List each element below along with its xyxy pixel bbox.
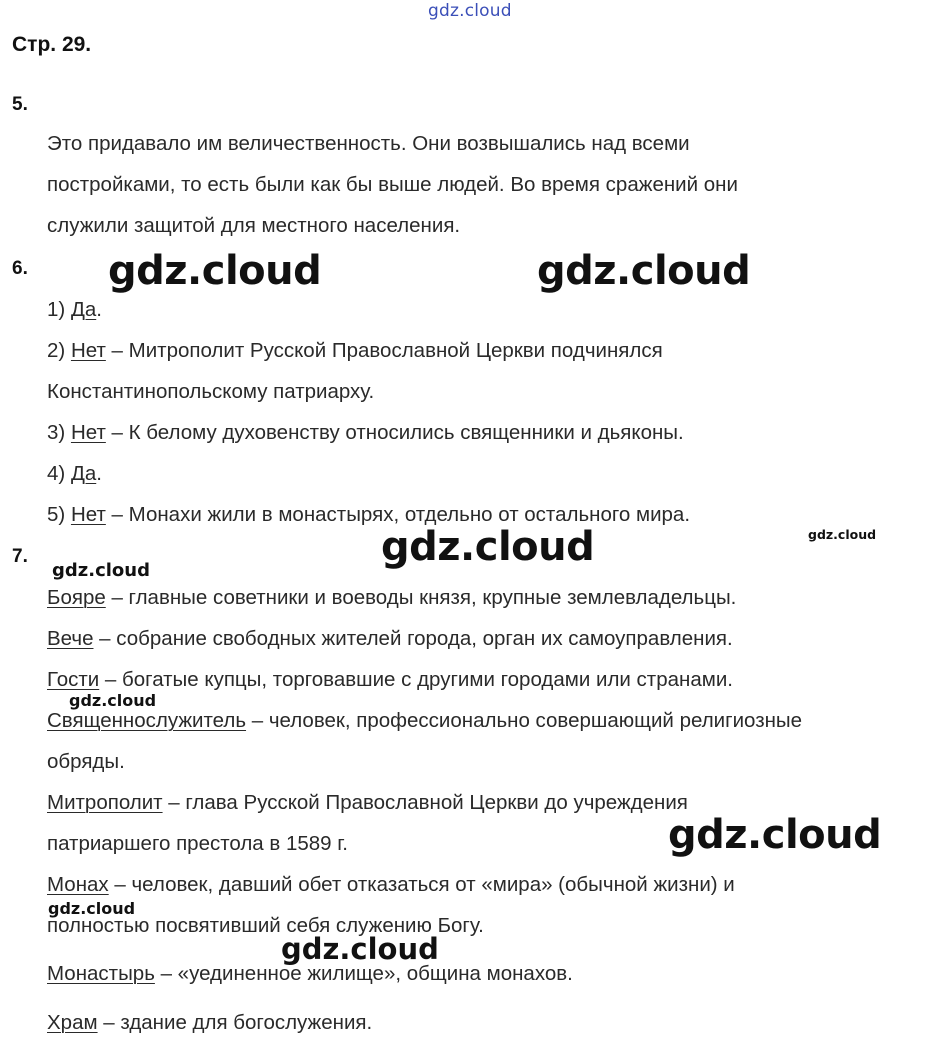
glossary-entry (47, 1011, 372, 1035)
task-5-number: 5. (12, 94, 28, 115)
item-answer: Нет (70, 339, 106, 362)
task-6-item (47, 421, 684, 445)
glossary-entry (47, 709, 802, 733)
item-prefix: 1) (47, 298, 71, 321)
item-prefix: 3) (47, 421, 71, 444)
item-text: – К белому духовенству относились священники и дьяконы. (105, 421, 684, 444)
glossary-term: Гости (47, 668, 100, 691)
glossary-definition: – главные советники и воеводы князя, крупные землевладельцы. (105, 586, 737, 609)
glossary-entry (47, 586, 736, 610)
glossary-term: Бояре (47, 586, 106, 609)
task-6-item (47, 462, 102, 486)
item-prefix: 2) (47, 339, 71, 362)
page-label: Стр. 29. (12, 33, 92, 56)
glossary-term: Священнослужитель (47, 709, 247, 732)
item-answer: Да (70, 298, 97, 321)
glossary-definition: – здание для богослужения. (97, 1011, 373, 1034)
top-watermark: gdz.cloud (428, 1, 512, 21)
glossary-entry (47, 668, 733, 692)
glossary-entry (47, 791, 688, 815)
glossary-continuation: обряды. (47, 750, 125, 773)
watermark: gdz.cloud (281, 932, 439, 966)
item-text: – Митрополит Русской Православной Церкви подчинялся (105, 339, 663, 362)
item-prefix: 4) (47, 462, 71, 485)
watermark: gdz.cloud (808, 527, 877, 542)
glossary-definition: – человек, давший обет отказаться от «мира» (обычной жизни) и (108, 873, 735, 896)
glossary-entry (47, 627, 733, 651)
glossary-continuation: полностью посвятивший себя служению Богу. (47, 914, 484, 937)
task-5-line: Это придавало им величественность. Они возвышались над всеми (47, 132, 690, 155)
item-text: – Монахи жили в монастырях, отдельно от остального мира. (105, 503, 691, 526)
watermark: gdz.cloud (668, 812, 882, 858)
glossary-continuation: патриаршего престола в 1589 г. (47, 832, 348, 855)
watermark: gdz.cloud (69, 691, 157, 710)
task-7-number: 7. (12, 546, 28, 567)
glossary-definition: – богатые купцы, торговавшие с другими городами или странами. (99, 668, 733, 691)
item-answer: Да (70, 462, 97, 485)
task-6-item-continuation: Константинопольскому патриарху. (47, 380, 375, 403)
item-text: . (96, 298, 102, 321)
glossary-term: Вече (47, 627, 94, 650)
glossary-definition: – человек, профессионально совершающий религиозные (246, 709, 803, 732)
glossary-entry (47, 873, 735, 897)
glossary-definition: – «уединенное жилище», община монахов. (154, 962, 573, 985)
glossary-definition: – глава Русской Православной Церкви до учреждения (162, 791, 688, 814)
item-answer: Нет (70, 421, 106, 444)
task-6-item (47, 339, 663, 363)
glossary-term: Храм (47, 1011, 98, 1034)
task-5-line: постройками, то есть были как бы выше людей. Во время сражений они (47, 173, 738, 196)
task-6-item (47, 298, 102, 322)
item-prefix: 5) (47, 503, 71, 526)
glossary-definition: – собрание свободных жителей города, орган их самоуправления. (93, 627, 733, 650)
watermark: gdz.cloud (108, 248, 322, 294)
watermark: gdz.cloud (381, 524, 595, 570)
task-6-number: 6. (12, 258, 28, 279)
item-text: . (96, 462, 102, 485)
glossary-term: Монастырь (47, 962, 155, 985)
watermark: gdz.cloud (52, 560, 150, 581)
watermark: gdz.cloud (537, 248, 751, 294)
task-5-line: служили защитой для местного населения. (47, 214, 461, 237)
glossary-term: Монах (47, 873, 109, 896)
glossary-term: Митрополит (47, 791, 163, 814)
watermark: gdz.cloud (48, 899, 136, 918)
item-answer: Нет (70, 503, 106, 526)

::::::::::

## REQUIRED WORK
Copy every line of the items above character for character, leaving out the pictures.

## THE SOLUTION
List each element below along with its xyxy pixel bbox.
glossary-entry (47, 1011, 372, 1035)
task-5-number: 5. (12, 94, 28, 115)
item-answer: Нет (70, 339, 106, 362)
task-6-item (47, 421, 684, 445)
glossary-entry (47, 709, 802, 733)
item-prefix: 1) (47, 298, 71, 321)
item-prefix: 3) (47, 421, 71, 444)
item-text: – К белому духовенству относились священники и дьяконы. (105, 421, 684, 444)
glossary-term: Гости (47, 668, 100, 691)
glossary-definition: – главные советники и воеводы князя, крупные землевладельцы. (105, 586, 737, 609)
glossary-entry (47, 586, 736, 610)
glossary-term: Бояре (47, 586, 106, 609)
task-6-item (47, 462, 102, 486)
item-prefix: 2) (47, 339, 71, 362)
page-label: Стр. 29. (12, 33, 92, 56)
glossary-term: Священнослужитель (47, 709, 247, 732)
item-answer: Да (70, 298, 97, 321)
glossary-definition: – здание для богослужения. (97, 1011, 373, 1034)
top-watermark: gdz.cloud (428, 1, 512, 21)
glossary-entry (47, 668, 733, 692)
glossary-entry (47, 791, 688, 815)
glossary-continuation: обряды. (47, 750, 125, 773)
watermark: gdz.cloud (281, 932, 439, 966)
item-text: – Митрополит Русской Православной Церкви подчинялся (105, 339, 663, 362)
item-prefix: 4) (47, 462, 71, 485)
watermark: gdz.cloud (808, 527, 877, 542)
glossary-definition: – человек, давший обет отказаться от «мира» (обычной жизни) и (108, 873, 735, 896)
glossary-entry (47, 627, 733, 651)
glossary-continuation: полностью посвятивший себя служению Богу. (47, 914, 484, 937)
task-5-line: Это придавало им величественность. Они возвышались над всеми (47, 132, 690, 155)
item-text: – Монахи жили в монастырях, отдельно от остального мира. (105, 503, 691, 526)
watermark: gdz.cloud (668, 812, 882, 858)
glossary-continuation: патриаршего престола в 1589 г. (47, 832, 348, 855)
watermark: gdz.cloud (69, 691, 157, 710)
task-7-number: 7. (12, 546, 28, 567)
glossary-definition: – богатые купцы, торговавшие с другими городами или странами. (99, 668, 733, 691)
item-answer: Да (70, 462, 97, 485)
task-6-item-continuation: Константинопольскому патриарху. (47, 380, 375, 403)
item-text: . (96, 298, 102, 321)
glossary-term: Вече (47, 627, 94, 650)
glossary-definition: – человек, профессионально совершающий религиозные (246, 709, 803, 732)
glossary-entry (47, 873, 735, 897)
glossary-definition: – «уединенное жилище», община монахов. (154, 962, 573, 985)
glossary-definition: – глава Русской Православной Церкви до учреждения (162, 791, 688, 814)
item-answer: Нет (70, 421, 106, 444)
task-6-item (47, 339, 663, 363)
glossary-term: Храм (47, 1011, 98, 1034)
task-5-line: постройками, то есть были как бы выше людей. Во время сражений они (47, 173, 738, 196)
task-6-item (47, 298, 102, 322)
item-prefix: 5) (47, 503, 71, 526)
glossary-definition: – собрание свободных жителей города, орган их самоуправления. (93, 627, 733, 650)
watermark: gdz.cloud (108, 248, 322, 294)
watermark: gdz.cloud (381, 524, 595, 570)
task-6-number: 6. (12, 258, 28, 279)
item-text: . (96, 462, 102, 485)
glossary-term: Монастырь (47, 962, 155, 985)
watermark: gdz.cloud (52, 560, 150, 581)
watermark: gdz.cloud (537, 248, 751, 294)
task-5-line: служили защитой для местного населения. (47, 214, 461, 237)
glossary-term: Монах (47, 873, 109, 896)
glossary-term: Митрополит (47, 791, 163, 814)
watermark: gdz.cloud (48, 899, 136, 918)
item-answer: Нет (70, 503, 106, 526)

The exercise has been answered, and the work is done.